**CONSIGNA 1**
En el texto sobre la paz de Cristo, ¿de qué depende la paz que da el mundo?
**CONSIGNA 2**
Sigue escribiendo el texto sobre la paz de Cristo desde donde termina.

**PÁGINA**
Obispo metropolita ortodoxo, Albania
 biografía

"Os dejo la paz, mi paz os doy; no os la doy como la da el mundo. No os sintáis turbados, y no os acobardéis." 
Juan 14,27  

 
Antes de partir, nuestro Señor Jesucristo, sabiendo que sus discípulos iban a hacer frente a un duro mundo de agitación y aflicción, les da un poderoso don: su paz, que es más fuerte que todas las armas del mundo. Destaca que Él da la paz no como la da el mundo, revelándonos que existen dos tipos de paz: su paz y la paz del mundo; la paz verdadera y eterna y la paz falsa y pasajera. 
 
La paz que da el mundo es inestable, es solo de palabra y no dura mucho tiempo, porque no tiene cimientos. Depende de la voluntad humana, que a menudo está contaminada por el egoísmo y la avaricia, depende de las frágiles emociones de las personas y de sus intereses, que cambian rápidamente. La paz del mundo es una paz externa. Dios mismo, a través de la boca de sus profetas, afirma sobre este tipo de paz: dicen "¡Paz!", cuando en realidad no había paz (Jeremías 6,14; Ezequiel 13,16, Miqueas 3,5, por citar algunos). 
 
Quienes deberían ser los verdaderos guías del pueblo dan falsas esperanzas y eso los  convierte en falsos profetas. En nuestro tiempo, lleno de mentiras y medias verdades, la gente necesita desesperadamente el papel profético de la Iglesia. El papel profético de la Iglesia es decir lo que dice Dios. Muchas veces la verdad no coincide con lo que la gente quiere oír. Pero no podemos hacer concesiones con la verdad. Vivir con la verdad no es fácil, pero es la única manera de ser ontológicamente libre. El cristianismo genuino no consiste en entretener a la gente, sino en salvarla. Tenemos que proclamar siempre y en todas partes que no hay paz sin presencia de Dios y sin su justicia.
 
Solo la paz que Cristo nos da es sólida y sustancial; es una paz espiritual fruto de una reconciliación entre el hombre y Dios y del restablecimiento de unas relaciones justas y auténticas con Él. Su paz es una paz interior, una paz que soporta todas las tormentas que se desatan en su ausencia. La paz de Cristo calma el corazón atribulado y lo salva del miedo, porque es fruto de su presencia en nuestro corazón y nos llena de amor. No cabe temor en el amor, escribe san Juan.

**LISTADO EXTRAÍDO**
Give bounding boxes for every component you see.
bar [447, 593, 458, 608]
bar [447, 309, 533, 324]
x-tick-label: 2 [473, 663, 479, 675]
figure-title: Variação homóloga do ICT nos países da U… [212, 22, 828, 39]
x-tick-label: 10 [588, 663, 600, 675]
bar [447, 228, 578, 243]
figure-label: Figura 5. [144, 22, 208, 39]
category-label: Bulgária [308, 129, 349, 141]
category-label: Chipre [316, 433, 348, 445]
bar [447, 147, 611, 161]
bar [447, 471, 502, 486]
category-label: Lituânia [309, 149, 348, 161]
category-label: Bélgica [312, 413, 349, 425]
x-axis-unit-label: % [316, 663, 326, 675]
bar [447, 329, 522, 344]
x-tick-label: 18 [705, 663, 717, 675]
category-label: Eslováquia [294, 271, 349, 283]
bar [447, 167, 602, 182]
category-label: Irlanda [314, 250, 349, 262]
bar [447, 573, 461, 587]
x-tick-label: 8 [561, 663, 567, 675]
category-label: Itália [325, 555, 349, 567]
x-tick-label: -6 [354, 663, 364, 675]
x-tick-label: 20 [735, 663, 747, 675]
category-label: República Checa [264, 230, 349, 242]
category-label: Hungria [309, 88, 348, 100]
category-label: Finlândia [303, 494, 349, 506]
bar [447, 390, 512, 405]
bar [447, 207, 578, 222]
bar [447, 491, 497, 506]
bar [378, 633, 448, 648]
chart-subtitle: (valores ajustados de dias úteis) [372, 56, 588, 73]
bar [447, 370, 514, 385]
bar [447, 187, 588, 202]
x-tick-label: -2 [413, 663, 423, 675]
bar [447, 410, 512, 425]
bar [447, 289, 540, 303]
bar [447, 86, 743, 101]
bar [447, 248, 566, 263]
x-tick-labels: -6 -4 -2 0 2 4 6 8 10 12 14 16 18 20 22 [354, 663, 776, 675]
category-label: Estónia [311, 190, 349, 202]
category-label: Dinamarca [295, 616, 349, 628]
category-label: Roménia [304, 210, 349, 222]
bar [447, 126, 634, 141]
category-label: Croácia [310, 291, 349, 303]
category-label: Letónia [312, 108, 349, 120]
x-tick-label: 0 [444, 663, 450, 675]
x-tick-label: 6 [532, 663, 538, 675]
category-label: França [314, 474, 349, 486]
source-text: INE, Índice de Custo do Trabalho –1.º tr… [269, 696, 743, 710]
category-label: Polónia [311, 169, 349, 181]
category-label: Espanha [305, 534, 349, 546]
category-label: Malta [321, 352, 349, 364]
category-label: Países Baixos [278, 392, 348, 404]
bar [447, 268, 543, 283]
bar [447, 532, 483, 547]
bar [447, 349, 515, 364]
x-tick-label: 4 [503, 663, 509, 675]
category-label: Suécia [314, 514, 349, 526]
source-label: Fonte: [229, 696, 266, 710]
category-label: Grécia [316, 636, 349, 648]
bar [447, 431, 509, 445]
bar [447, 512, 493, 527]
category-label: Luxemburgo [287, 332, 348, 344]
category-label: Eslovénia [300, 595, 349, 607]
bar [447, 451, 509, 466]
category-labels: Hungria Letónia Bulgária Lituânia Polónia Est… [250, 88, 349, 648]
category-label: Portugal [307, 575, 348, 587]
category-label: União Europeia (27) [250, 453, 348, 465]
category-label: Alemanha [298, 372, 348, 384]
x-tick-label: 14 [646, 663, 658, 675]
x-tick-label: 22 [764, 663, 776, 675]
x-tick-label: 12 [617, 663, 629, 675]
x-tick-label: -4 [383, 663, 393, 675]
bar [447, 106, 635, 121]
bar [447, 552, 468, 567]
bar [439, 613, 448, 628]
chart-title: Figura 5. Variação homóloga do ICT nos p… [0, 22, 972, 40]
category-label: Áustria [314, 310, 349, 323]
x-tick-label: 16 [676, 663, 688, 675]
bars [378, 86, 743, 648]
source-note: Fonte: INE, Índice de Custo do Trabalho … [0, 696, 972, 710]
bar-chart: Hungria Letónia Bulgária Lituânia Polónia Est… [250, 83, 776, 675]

**RESULTADO 1**
De la voluntad humana, a menudo contaminada por el egoísmo y la avaricia, y de las frágiles emociones de las personas y de sus intereses, que cambian rápidamente.

**RESULTADO 2**
 
Cristo da al mundo la paz, no solo en su acepción espiritual y sacramental, sino también en su acepción escatológica. Su paz es una anticipación del Reino, pues es la presencia misma de Dios en nosotros, ya que Dios es la única fuente de paz. El título mesiánico de "Príncipe de la paz" que encontramos en Isaías es aplicable plenamente a Cristo, el "Rey de la paz".
 
Pero debemos tener siempre en cuenta que el hombre es un ser comunitario. Como dijo Tertuliano, unus christianus nullus christianus. El cristianismo es desde su inicio una realidad corporativa, una comunidad. Ser cristiano significaba pertenecer a la comunidad, no ser un individuo aislado. Por tanto, la paz que Cristo da no implica cerrarse en uno mismo. Nuestra paz personal se hace realidad en la paz de la comunión y adquiere una dimensión comunitaria y social. Cristo es nuestra paz –dice san Basilio–, quien busca la paz busca a Cristo... Sin amar a los demás, sin una actitud de paz hacia todos los hombres, nadie puede ser considerado un auténtico siervo de Cristo. Bienaventurados los que trabajan por la paz –dice el Señor–, porque ellos serán llamados hijos de Dios.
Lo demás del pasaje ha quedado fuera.